### WHAT YOU NEED TO DO
Reproduce each of the following lines word for word, changing nothing.

### INFORMATION GIVEN

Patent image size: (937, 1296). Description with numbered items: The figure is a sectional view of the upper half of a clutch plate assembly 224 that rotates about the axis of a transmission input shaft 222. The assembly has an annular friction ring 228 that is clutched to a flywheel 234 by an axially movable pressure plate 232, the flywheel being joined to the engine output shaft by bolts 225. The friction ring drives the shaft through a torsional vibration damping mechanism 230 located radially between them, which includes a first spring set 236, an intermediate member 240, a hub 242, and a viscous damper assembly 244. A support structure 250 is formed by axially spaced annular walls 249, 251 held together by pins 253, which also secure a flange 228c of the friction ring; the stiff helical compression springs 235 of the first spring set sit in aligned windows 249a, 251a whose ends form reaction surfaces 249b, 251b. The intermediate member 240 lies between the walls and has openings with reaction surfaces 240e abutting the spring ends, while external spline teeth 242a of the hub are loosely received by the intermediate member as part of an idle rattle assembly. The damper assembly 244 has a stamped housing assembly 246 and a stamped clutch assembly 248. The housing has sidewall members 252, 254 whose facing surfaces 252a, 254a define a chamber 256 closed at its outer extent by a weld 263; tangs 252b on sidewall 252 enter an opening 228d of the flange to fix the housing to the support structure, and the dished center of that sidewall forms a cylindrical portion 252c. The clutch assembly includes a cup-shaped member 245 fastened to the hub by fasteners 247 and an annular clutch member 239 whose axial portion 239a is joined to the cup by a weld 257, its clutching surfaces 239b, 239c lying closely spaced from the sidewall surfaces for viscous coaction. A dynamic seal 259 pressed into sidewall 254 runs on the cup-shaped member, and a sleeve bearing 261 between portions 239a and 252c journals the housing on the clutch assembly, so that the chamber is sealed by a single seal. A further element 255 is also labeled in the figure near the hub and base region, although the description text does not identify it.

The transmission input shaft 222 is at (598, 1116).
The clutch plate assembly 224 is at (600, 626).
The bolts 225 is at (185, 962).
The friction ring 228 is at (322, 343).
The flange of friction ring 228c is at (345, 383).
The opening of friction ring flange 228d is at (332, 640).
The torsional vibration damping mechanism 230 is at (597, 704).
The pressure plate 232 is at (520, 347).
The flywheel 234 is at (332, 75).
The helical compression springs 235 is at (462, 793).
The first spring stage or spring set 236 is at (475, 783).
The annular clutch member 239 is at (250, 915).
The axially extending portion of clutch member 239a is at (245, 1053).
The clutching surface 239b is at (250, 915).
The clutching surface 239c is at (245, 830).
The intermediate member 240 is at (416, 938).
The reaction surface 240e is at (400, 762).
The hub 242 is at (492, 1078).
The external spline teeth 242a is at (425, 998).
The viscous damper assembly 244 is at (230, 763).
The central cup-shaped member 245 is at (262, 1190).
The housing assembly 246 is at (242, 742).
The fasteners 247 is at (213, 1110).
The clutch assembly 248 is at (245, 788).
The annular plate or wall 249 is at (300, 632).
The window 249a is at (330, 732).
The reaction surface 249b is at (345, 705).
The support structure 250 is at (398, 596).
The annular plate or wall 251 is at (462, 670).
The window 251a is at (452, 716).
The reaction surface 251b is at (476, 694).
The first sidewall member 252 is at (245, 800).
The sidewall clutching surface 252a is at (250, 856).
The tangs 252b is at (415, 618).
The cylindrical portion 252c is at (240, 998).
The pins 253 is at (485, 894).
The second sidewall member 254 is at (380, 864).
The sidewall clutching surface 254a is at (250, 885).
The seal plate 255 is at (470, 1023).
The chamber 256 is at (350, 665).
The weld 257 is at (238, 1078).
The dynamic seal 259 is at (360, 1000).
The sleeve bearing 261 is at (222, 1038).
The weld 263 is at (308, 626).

### THE SOLUTION
Patent image size: (937, 1296). Description with numbered items: The figure is a sectional view of the upper half of a clutch plate assembly 224 that rotates about the axis of a transmission input shaft 222. The assembly has an annular friction ring 228 that is clutched to a flywheel 234 by an axially movable pressure plate 232, the flywheel being joined to the engine output shaft by bolts 225. The friction ring drives the shaft through a torsional vibration damping mechanism 230 located radially between them, which includes a first spring set 236, an intermediate member 240, a hub 242, and a viscous damper assembly 244. A support structure 250 is formed by axially spaced annular walls 249, 251 held together by pins 253, which also secure a flange 228c of the friction ring; the stiff helical compression springs 235 of the first spring set sit in aligned windows 249a, 251a whose ends form reaction surfaces 249b, 251b. The intermediate member 240 lies between the walls and has openings with reaction surfaces 240e abutting the spring ends, while external spline teeth 242a of the hub are loosely received by the intermediate member as part of an idle rattle assembly. The damper assembly 244 has a stamped housing assembly 246 and a stamped clutch assembly 248. The housing has sidewall members 252, 254 whose facing surfaces 252a, 254a define a chamber 256 closed at its outer extent by a weld 263; tangs 252b on sidewall 252 enter an opening 228d of the flange to fix the housing to the support structure, and the dished center of that sidewall forms a cylindrical portion 252c. The clutch assembly includes a cup-shaped member 245 fastened to the hub by fasteners 247 and an annular clutch member 239 whose axial portion 239a is joined to the cup by a weld 257, its clutching surfaces 239b, 239c lying closely spaced from the sidewall surfaces for viscous coaction. A dynamic seal 259 pressed into sidewall 254 runs on the cup-shaped member, and a sleeve bearing 261 between portions 239a and 252c journals the housing on the clutch assembly, so that the chamber is sealed by a single seal. A further element 255 is also labeled in the figure near the hub and base region, although the description text does not identify it.

The transmission input shaft 222 is at (598, 1116).
The clutch plate assembly 224 is at (600, 626).
The bolts 225 is at (185, 962).
The friction ring 228 is at (322, 343).
The flange of friction ring 228c is at (345, 383).
The opening of friction ring flange 228d is at (332, 640).
The torsional vibration damping mechanism 230 is at (597, 704).
The pressure plate 232 is at (520, 347).
The flywheel 234 is at (332, 75).
The helical compression springs 235 is at (462, 793).
The first spring stage or spring set 236 is at (475, 783).
The annular clutch member 239 is at (250, 915).
The axially extending portion of clutch member 239a is at (245, 1053).
The clutching surface 239b is at (250, 915).
The clutching surface 239c is at (245, 830).
The intermediate member 240 is at (416, 938).
The reaction surface 240e is at (400, 762).
The hub 242 is at (492, 1078).
The external spline teeth 242a is at (425, 998).
The viscous damper assembly 244 is at (230, 763).
The central cup-shaped member 245 is at (262, 1190).
The housing assembly 246 is at (242, 742).
The fasteners 247 is at (213, 1110).
The clutch assembly 248 is at (245, 788).
The annular plate or wall 249 is at (300, 632).
The window 249a is at (330, 732).
The reaction surface 249b is at (345, 705).
The support structure 250 is at (398, 596).
The annular plate or wall 251 is at (462, 670).
The window 251a is at (452, 716).
The reaction surface 251b is at (476, 694).
The first sidewall member 252 is at (245, 800).
The sidewall clutching surface 252a is at (250, 856).
The tangs 252b is at (415, 618).
The cylindrical portion 252c is at (240, 998).
The pins 253 is at (485, 894).
The second sidewall member 254 is at (380, 864).
The sidewall clutching surface 254a is at (250, 885).
The seal plate 255 is at (470, 1023).
The chamber 256 is at (350, 665).
The weld 257 is at (238, 1078).
The dynamic seal 259 is at (360, 1000).
The sleeve bearing 261 is at (222, 1038).
The weld 263 is at (308, 626).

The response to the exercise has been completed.